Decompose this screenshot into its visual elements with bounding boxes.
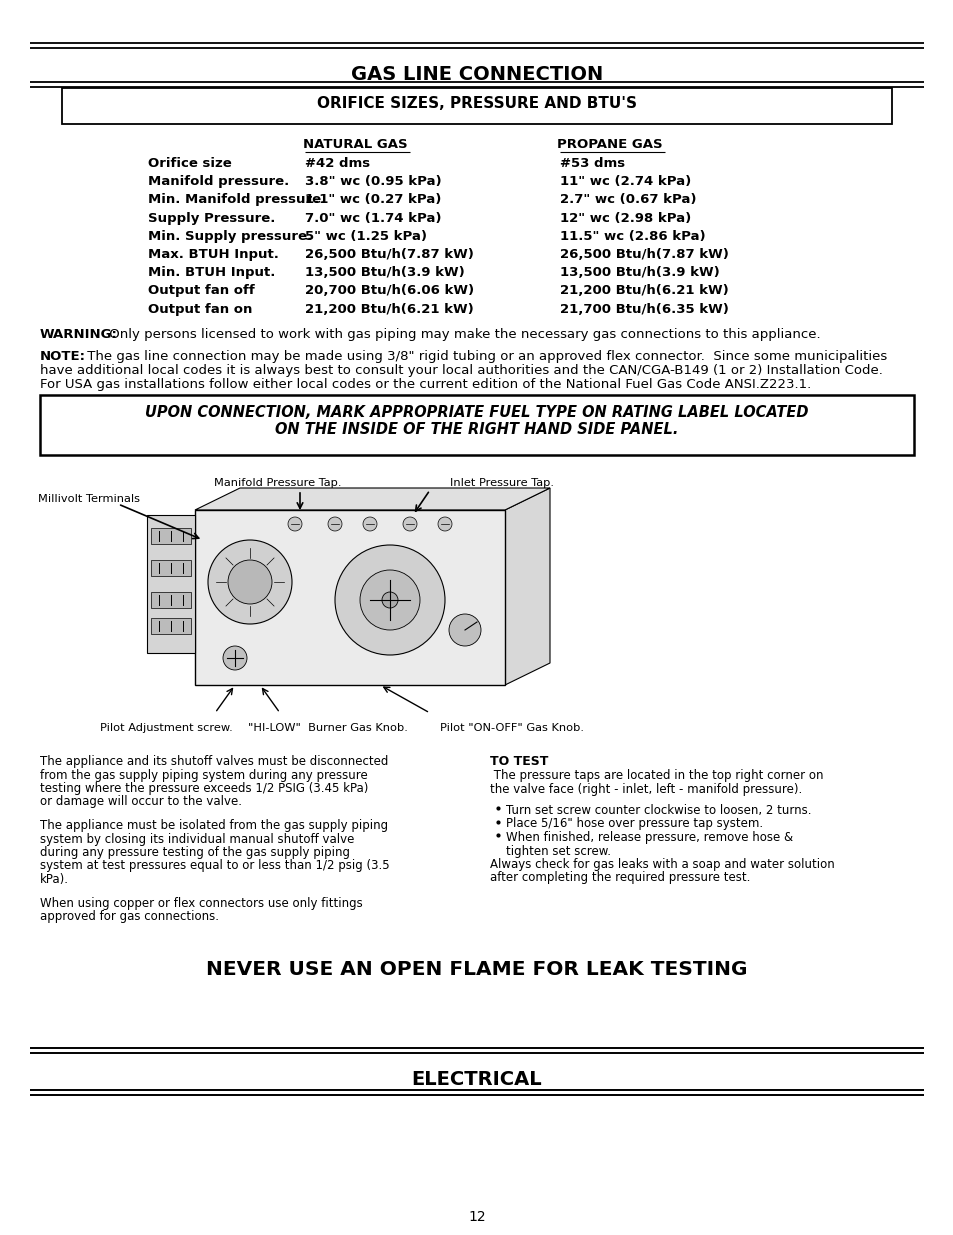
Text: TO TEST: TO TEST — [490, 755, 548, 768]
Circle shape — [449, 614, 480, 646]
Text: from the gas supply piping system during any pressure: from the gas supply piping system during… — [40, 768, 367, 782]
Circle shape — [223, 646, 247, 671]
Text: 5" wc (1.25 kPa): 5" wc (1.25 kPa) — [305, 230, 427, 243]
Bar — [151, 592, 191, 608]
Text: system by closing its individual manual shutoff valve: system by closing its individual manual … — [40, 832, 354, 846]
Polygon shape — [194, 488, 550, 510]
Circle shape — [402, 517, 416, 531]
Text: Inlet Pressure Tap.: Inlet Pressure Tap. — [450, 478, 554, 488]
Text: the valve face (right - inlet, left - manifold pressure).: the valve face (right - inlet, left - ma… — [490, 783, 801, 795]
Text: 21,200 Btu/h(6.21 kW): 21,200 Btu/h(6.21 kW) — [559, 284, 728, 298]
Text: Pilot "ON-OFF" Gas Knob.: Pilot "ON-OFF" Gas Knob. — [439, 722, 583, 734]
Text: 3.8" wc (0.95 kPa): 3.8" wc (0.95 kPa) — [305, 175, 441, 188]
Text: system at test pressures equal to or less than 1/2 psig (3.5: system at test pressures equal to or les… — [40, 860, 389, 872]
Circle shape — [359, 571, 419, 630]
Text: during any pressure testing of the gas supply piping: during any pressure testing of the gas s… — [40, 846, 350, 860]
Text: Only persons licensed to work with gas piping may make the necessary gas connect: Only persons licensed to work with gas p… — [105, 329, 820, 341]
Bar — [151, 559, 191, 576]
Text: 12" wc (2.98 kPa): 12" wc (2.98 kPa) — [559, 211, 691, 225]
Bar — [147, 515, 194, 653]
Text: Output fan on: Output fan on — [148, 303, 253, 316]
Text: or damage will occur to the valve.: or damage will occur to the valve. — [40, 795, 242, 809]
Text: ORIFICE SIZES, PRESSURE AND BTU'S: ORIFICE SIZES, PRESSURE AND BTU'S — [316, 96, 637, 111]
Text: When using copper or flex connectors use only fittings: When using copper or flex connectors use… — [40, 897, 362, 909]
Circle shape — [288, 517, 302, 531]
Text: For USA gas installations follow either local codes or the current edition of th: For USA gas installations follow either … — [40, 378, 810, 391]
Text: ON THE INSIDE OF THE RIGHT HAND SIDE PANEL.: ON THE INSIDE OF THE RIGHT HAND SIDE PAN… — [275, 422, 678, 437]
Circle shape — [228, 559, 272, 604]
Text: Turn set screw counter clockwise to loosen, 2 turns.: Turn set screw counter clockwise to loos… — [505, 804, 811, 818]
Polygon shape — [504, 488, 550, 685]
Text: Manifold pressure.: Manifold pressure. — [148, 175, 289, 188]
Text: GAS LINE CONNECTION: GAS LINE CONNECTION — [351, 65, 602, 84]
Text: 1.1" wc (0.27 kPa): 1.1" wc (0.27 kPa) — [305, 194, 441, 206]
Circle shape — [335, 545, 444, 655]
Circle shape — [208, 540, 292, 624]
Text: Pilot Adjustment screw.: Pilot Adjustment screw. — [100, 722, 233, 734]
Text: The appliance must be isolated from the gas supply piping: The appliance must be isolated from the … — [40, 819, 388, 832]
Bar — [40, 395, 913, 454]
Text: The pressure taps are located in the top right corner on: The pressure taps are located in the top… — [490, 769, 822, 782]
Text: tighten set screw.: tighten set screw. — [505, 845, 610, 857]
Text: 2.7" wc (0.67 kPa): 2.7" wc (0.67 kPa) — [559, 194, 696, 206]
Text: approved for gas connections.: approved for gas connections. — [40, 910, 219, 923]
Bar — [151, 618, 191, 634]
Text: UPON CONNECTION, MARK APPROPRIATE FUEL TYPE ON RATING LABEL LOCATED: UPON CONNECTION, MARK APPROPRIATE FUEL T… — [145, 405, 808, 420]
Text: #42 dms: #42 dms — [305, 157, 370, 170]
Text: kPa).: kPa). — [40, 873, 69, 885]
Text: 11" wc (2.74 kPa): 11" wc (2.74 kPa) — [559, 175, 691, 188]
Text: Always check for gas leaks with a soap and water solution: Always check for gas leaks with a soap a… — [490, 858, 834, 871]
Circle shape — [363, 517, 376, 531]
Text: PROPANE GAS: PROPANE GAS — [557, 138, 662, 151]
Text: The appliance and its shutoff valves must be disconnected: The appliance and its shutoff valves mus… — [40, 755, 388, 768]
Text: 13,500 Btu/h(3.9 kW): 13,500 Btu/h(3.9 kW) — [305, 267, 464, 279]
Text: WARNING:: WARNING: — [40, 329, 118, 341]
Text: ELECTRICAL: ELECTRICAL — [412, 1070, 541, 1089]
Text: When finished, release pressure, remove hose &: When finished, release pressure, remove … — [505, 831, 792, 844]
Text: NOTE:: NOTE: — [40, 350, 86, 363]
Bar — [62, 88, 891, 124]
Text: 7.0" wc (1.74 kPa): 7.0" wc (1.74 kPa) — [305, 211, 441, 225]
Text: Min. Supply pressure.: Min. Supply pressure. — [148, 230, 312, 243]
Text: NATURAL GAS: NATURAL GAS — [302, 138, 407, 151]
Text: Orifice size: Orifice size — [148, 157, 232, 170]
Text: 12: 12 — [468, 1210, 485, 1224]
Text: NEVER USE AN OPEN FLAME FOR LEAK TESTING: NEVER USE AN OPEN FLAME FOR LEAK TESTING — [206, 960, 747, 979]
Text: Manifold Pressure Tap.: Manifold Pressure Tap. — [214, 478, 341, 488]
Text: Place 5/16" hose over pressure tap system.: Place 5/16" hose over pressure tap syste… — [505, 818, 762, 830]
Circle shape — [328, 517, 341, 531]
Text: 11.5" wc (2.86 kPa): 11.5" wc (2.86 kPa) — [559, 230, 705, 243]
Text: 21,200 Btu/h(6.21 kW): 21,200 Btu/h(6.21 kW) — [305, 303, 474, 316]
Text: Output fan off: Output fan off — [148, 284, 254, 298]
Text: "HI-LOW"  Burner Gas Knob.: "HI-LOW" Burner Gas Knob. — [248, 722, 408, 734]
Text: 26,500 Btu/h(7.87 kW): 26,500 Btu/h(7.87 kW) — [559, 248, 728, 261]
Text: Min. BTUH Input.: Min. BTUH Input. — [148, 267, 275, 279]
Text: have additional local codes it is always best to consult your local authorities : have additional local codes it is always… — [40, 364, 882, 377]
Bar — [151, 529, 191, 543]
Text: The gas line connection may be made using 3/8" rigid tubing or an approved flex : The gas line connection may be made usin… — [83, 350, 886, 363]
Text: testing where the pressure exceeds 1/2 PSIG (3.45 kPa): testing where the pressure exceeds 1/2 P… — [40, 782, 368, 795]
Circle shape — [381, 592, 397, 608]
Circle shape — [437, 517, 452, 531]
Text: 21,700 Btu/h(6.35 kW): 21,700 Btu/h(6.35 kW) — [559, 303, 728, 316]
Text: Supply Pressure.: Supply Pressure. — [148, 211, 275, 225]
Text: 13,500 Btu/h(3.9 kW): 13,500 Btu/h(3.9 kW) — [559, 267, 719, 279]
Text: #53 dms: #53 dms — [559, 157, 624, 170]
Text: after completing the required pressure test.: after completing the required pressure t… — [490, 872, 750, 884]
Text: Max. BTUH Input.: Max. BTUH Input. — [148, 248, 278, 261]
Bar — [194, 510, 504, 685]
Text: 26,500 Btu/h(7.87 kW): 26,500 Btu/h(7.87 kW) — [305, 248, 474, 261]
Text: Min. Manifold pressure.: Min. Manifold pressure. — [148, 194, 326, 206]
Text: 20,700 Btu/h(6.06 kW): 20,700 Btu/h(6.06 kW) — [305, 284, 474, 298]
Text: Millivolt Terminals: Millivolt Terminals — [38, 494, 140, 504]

***

## GIVEN REQUEST:
Pull out every row above that contains the word "Circle", copying each one in full.

## FULL RESPONSE:
Circle shape — [449, 614, 480, 646]
Circle shape — [223, 646, 247, 671]
Circle shape — [402, 517, 416, 531]
Circle shape — [359, 571, 419, 630]
Circle shape — [288, 517, 302, 531]
Circle shape — [228, 559, 272, 604]
Circle shape — [335, 545, 444, 655]
Circle shape — [208, 540, 292, 624]
Circle shape — [363, 517, 376, 531]
Circle shape — [328, 517, 341, 531]
Circle shape — [381, 592, 397, 608]
Circle shape — [437, 517, 452, 531]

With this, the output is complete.